- [Direction]:
Set down each line of the material that follows, exactly, with no pictures.

- [Dataset rows]:
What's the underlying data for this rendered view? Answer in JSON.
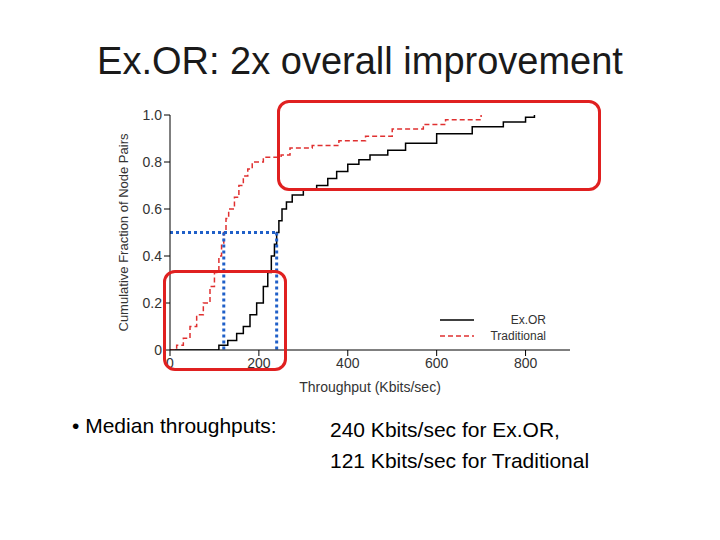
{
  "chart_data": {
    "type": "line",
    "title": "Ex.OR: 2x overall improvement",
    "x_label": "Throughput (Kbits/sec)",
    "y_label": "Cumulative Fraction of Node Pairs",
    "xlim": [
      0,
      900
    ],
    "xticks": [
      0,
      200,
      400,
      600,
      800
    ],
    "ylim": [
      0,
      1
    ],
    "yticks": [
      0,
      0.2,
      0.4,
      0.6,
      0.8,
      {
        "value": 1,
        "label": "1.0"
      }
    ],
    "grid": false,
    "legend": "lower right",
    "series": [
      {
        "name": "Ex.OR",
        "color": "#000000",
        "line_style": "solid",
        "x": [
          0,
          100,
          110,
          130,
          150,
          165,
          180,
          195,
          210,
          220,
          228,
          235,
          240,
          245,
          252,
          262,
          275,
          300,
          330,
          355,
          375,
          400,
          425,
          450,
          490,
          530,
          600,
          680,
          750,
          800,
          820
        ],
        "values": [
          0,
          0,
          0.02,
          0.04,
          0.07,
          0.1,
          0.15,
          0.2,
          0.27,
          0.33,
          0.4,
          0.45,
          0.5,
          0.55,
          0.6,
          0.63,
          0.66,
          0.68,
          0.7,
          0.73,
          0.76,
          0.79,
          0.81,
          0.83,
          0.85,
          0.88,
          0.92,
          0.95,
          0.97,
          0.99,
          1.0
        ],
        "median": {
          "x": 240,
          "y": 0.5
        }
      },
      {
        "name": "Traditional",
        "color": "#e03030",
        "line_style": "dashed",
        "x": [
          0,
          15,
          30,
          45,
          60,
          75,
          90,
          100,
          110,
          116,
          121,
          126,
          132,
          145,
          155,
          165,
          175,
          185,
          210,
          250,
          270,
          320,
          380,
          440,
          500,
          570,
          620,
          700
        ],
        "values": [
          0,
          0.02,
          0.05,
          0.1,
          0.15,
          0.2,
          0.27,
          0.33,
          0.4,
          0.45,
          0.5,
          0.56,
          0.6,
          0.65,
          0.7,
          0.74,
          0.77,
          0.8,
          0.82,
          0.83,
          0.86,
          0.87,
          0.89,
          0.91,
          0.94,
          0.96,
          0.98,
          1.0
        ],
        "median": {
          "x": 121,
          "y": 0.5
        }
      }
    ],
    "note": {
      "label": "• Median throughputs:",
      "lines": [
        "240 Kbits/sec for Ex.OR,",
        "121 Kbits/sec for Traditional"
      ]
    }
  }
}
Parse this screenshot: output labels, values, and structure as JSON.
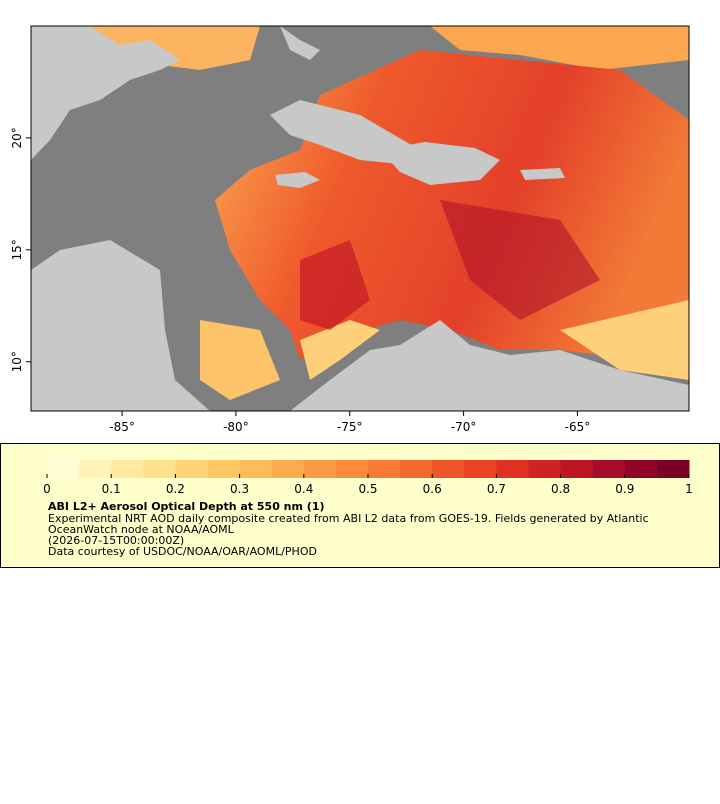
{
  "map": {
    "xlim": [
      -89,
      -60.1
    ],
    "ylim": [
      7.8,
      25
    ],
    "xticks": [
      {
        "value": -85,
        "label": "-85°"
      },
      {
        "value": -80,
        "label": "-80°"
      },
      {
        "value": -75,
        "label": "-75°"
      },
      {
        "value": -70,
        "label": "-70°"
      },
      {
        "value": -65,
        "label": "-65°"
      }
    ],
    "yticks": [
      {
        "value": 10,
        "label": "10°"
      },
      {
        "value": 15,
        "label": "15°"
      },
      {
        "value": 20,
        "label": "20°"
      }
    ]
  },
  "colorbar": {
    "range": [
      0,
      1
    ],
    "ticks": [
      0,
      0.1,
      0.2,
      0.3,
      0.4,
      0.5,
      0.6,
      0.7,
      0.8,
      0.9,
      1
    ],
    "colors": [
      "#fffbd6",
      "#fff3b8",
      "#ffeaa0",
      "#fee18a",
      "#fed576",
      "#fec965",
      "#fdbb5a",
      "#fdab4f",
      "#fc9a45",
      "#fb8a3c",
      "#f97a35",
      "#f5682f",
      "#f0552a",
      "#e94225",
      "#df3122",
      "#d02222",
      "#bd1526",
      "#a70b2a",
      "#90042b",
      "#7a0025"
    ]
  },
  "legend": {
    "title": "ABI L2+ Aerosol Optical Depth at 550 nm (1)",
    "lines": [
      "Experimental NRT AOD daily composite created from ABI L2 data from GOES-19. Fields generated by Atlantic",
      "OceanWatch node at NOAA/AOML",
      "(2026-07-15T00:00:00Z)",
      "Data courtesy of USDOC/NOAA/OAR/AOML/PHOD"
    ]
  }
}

- [Solution for this problem]:
What's the underlying data for this rendered view? Answer in JSON.
{
  "chart_data": {
    "type": "line",
    "title": "Ex.OR: 2x overall improvement",
    "x_label": "Throughput (Kbits/sec)",
    "y_label": "Cumulative Fraction of Node Pairs",
    "xlim": [
      0,
      900
    ],
    "xticks": [
      0,
      200,
      400,
      600,
      800
    ],
    "ylim": [
      0,
      1
    ],
    "yticks": [
      0,
      0.2,
      0.4,
      0.6,
      0.8,
      {
        "value": 1,
        "label": "1.0"
      }
    ],
    "grid": false,
    "legend": "lower right",
    "series": [
      {
        "name": "Ex.OR",
        "color": "#000000",
        "line_style": "solid",
        "x": [
          0,
          100,
          110,
          130,
          150,
          165,
          180,
          195,
          210,
          220,
          228,
          235,
          240,
          245,
          252,
          262,
          275,
          300,
          330,
          355,
          375,
          400,
          425,
          450,
          490,
          530,
          600,
          680,
          750,
          800,
          820
        ],
        "values": [
          0,
          0,
          0.02,
          0.04,
          0.07,
          0.1,
          0.15,
          0.2,
          0.27,
          0.33,
          0.4,
          0.45,
          0.5,
          0.55,
          0.6,
          0.63,
          0.66,
          0.68,
          0.7,
          0.73,
          0.76,
          0.79,
          0.81,
          0.83,
          0.85,
          0.88,
          0.92,
          0.95,
          0.97,
          0.99,
          1.0
        ],
        "median": {
          "x": 240,
          "y": 0.5
        }
      },
      {
        "name": "Traditional",
        "color": "#e03030",
        "line_style": "dashed",
        "x": [
          0,
          15,
          30,
          45,
          60,
          75,
          90,
          100,
          110,
          116,
          121,
          126,
          132,
          145,
          155,
          165,
          175,
          185,
          210,
          250,
          270,
          320,
          380,
          440,
          500,
          570,
          620,
          700
        ],
        "values": [
          0,
          0.02,
          0.05,
          0.1,
          0.15,
          0.2,
          0.27,
          0.33,
          0.4,
          0.45,
          0.5,
          0.56,
          0.6,
          0.65,
          0.7,
          0.74,
          0.77,
          0.8,
          0.82,
          0.83,
          0.86,
          0.87,
          0.89,
          0.91,
          0.94,
          0.96,
          0.98,
          1.0
        ],
        "median": {
          "x": 121,
          "y": 0.5
        }
      }
    ],
    "note": {
      "label": "• Median throughputs:",
      "lines": [
        "240 Kbits/sec for Ex.OR,",
        "121 Kbits/sec for Traditional"
      ]
    }
  }
}
Parse this screenshot: output labels, values, and structure as JSON.
{
  "map": {
    "xlim": [
      -89,
      -60.1
    ],
    "ylim": [
      7.8,
      25
    ],
    "xticks": [
      {
        "value": -85,
        "label": "-85°"
      },
      {
        "value": -80,
        "label": "-80°"
      },
      {
        "value": -75,
        "label": "-75°"
      },
      {
        "value": -70,
        "label": "-70°"
      },
      {
        "value": -65,
        "label": "-65°"
      }
    ],
    "yticks": [
      {
        "value": 10,
        "label": "10°"
      },
      {
        "value": 15,
        "label": "15°"
      },
      {
        "value": 20,
        "label": "20°"
      }
    ]
  },
  "colorbar": {
    "range": [
      0,
      1
    ],
    "ticks": [
      0,
      0.1,
      0.2,
      0.3,
      0.4,
      0.5,
      0.6,
      0.7,
      0.8,
      0.9,
      1
    ],
    "colors": [
      "#fffbd6",
      "#fff3b8",
      "#ffeaa0",
      "#fee18a",
      "#fed576",
      "#fec965",
      "#fdbb5a",
      "#fdab4f",
      "#fc9a45",
      "#fb8a3c",
      "#f97a35",
      "#f5682f",
      "#f0552a",
      "#e94225",
      "#df3122",
      "#d02222",
      "#bd1526",
      "#a70b2a",
      "#90042b",
      "#7a0025"
    ]
  },
  "legend": {
    "title": "ABI L2+ Aerosol Optical Depth at 550 nm (1)",
    "lines": [
      "Experimental NRT AOD daily composite created from ABI L2 data from GOES-19. Fields generated by Atlantic",
      "OceanWatch node at NOAA/AOML",
      "(2026-07-15T00:00:00Z)",
      "Data courtesy of USDOC/NOAA/OAR/AOML/PHOD"
    ]
  }
}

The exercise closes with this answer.